**EXERCISE**. For each line in the data below that holds "active", return a copy.

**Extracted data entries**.
▼▼▼

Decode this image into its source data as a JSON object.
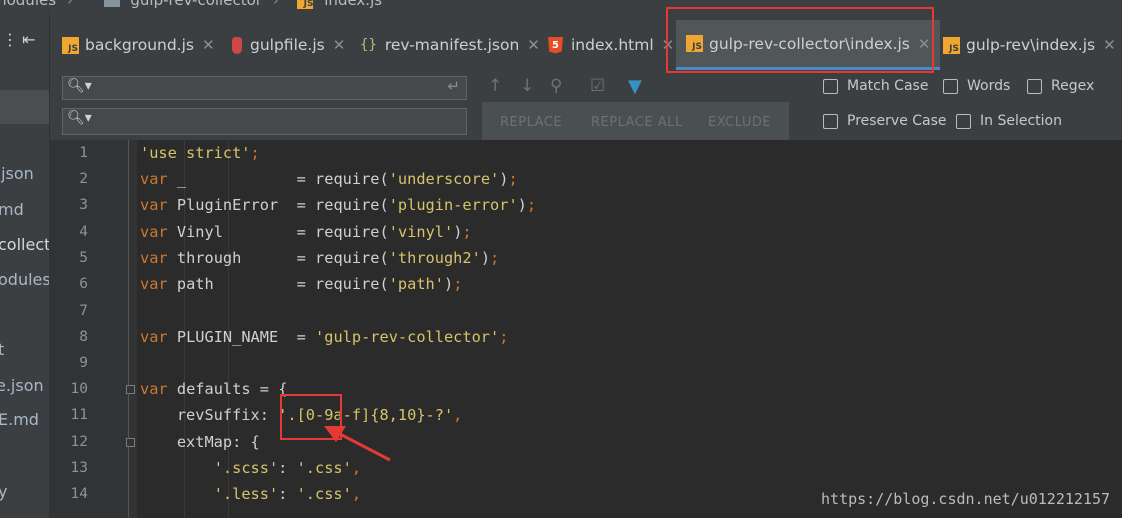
{
  "breadcrumb": {
    "items": [
      "modules",
      "gulp-rev-collector",
      "index.js"
    ]
  },
  "left_panel": {
    "items": [
      ".json",
      "md",
      "collecto",
      "odules",
      "t",
      "e.json",
      "E.md",
      "y"
    ]
  },
  "tabs": [
    {
      "label": "background.js",
      "icon": "js-file-icon"
    },
    {
      "label": "gulpfile.js",
      "icon": "gulp-file-icon"
    },
    {
      "label": "rev-manifest.json",
      "icon": "json-file-icon"
    },
    {
      "label": "index.html",
      "icon": "html5-file-icon"
    },
    {
      "label": "gulp-rev-collector\\index.js",
      "icon": "js-file-icon",
      "active": true
    },
    {
      "label": "gulp-rev\\index.js",
      "icon": "js-file-icon"
    }
  ],
  "find": {
    "find_value": "",
    "replace_value": "",
    "replace_label": "REPLACE",
    "replace_all_label": "REPLACE ALL",
    "exclude_label": "EXCLUDE",
    "options": {
      "match_case": "Match Case",
      "words": "Words",
      "regex": "Regex",
      "preserve_case": "Preserve Case",
      "in_selection": "In Selection"
    }
  },
  "editor": {
    "line_numbers": [
      "1",
      "2",
      "3",
      "4",
      "5",
      "6",
      "7",
      "8",
      "9",
      "10",
      "11",
      "12",
      "13",
      "14"
    ],
    "lines": [
      "'use strict';",
      "var _            = require('underscore');",
      "var PluginError  = require('plugin-error');",
      "var Vinyl        = require('vinyl');",
      "var through      = require('through2');",
      "var path         = require('path');",
      "",
      "var PLUGIN_NAME  = 'gulp-rev-collector';",
      "",
      "var defaults = {",
      "    revSuffix: '.[0-9a-f]{8,10}-?',",
      "    extMap: {",
      "        '.scss': '.css',",
      "        '.less': '.css',"
    ]
  },
  "watermark": "https://blog.csdn.net/u012212157",
  "colors": {
    "annotation_red": "#e53935",
    "keyword": "#cc7832",
    "string": "#d6c36a"
  }
}
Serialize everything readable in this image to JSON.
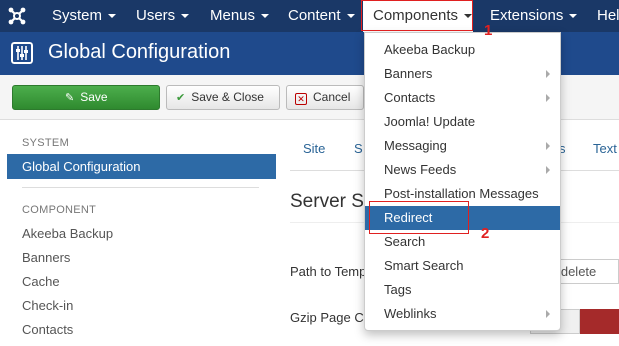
{
  "topnav": {
    "items": [
      {
        "label": "System"
      },
      {
        "label": "Users"
      },
      {
        "label": "Menus"
      },
      {
        "label": "Content"
      },
      {
        "label": "Components"
      },
      {
        "label": "Extensions"
      },
      {
        "label": "Hel"
      }
    ]
  },
  "annotations": {
    "one": "1",
    "two": "2"
  },
  "titlebar": {
    "title": "Global Configuration"
  },
  "toolbar": {
    "save": "Save",
    "save_close": "Save & Close",
    "cancel": "Cancel"
  },
  "sidebar": {
    "system_head": "SYSTEM",
    "active": "Global Configuration",
    "component_head": "COMPONENT",
    "items": [
      "Akeeba Backup",
      "Banners",
      "Cache",
      "Check-in",
      "Contacts"
    ]
  },
  "main": {
    "tabs": [
      "Site",
      "S",
      "s",
      "Text"
    ],
    "heading": "Server S",
    "fields": [
      {
        "label": "Path to Temp",
        "value": "ocs\\delete"
      },
      {
        "label": "Gzip Page C"
      }
    ]
  },
  "dropdown": {
    "items": [
      {
        "label": "Akeeba Backup",
        "submenu": false
      },
      {
        "label": "Banners",
        "submenu": true
      },
      {
        "label": "Contacts",
        "submenu": true
      },
      {
        "label": "Joomla! Update",
        "submenu": false
      },
      {
        "label": "Messaging",
        "submenu": true
      },
      {
        "label": "News Feeds",
        "submenu": true
      },
      {
        "label": "Post-installation Messages",
        "submenu": false
      },
      {
        "label": "Redirect",
        "submenu": false,
        "highlighted": true
      },
      {
        "label": "Search",
        "submenu": false
      },
      {
        "label": "Smart Search",
        "submenu": false
      },
      {
        "label": "Tags",
        "submenu": false
      },
      {
        "label": "Weblinks",
        "submenu": true
      }
    ]
  },
  "colors": {
    "nav_bg": "#1a3867",
    "title_bg": "#1f4a8c",
    "highlight": "#2d6aa6",
    "save_green": "#3c9a3c",
    "annotation_red": "#e02020"
  }
}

▲▲▲

**RESULT BELOW**.
      "active": true
    "active": "Global Configuration",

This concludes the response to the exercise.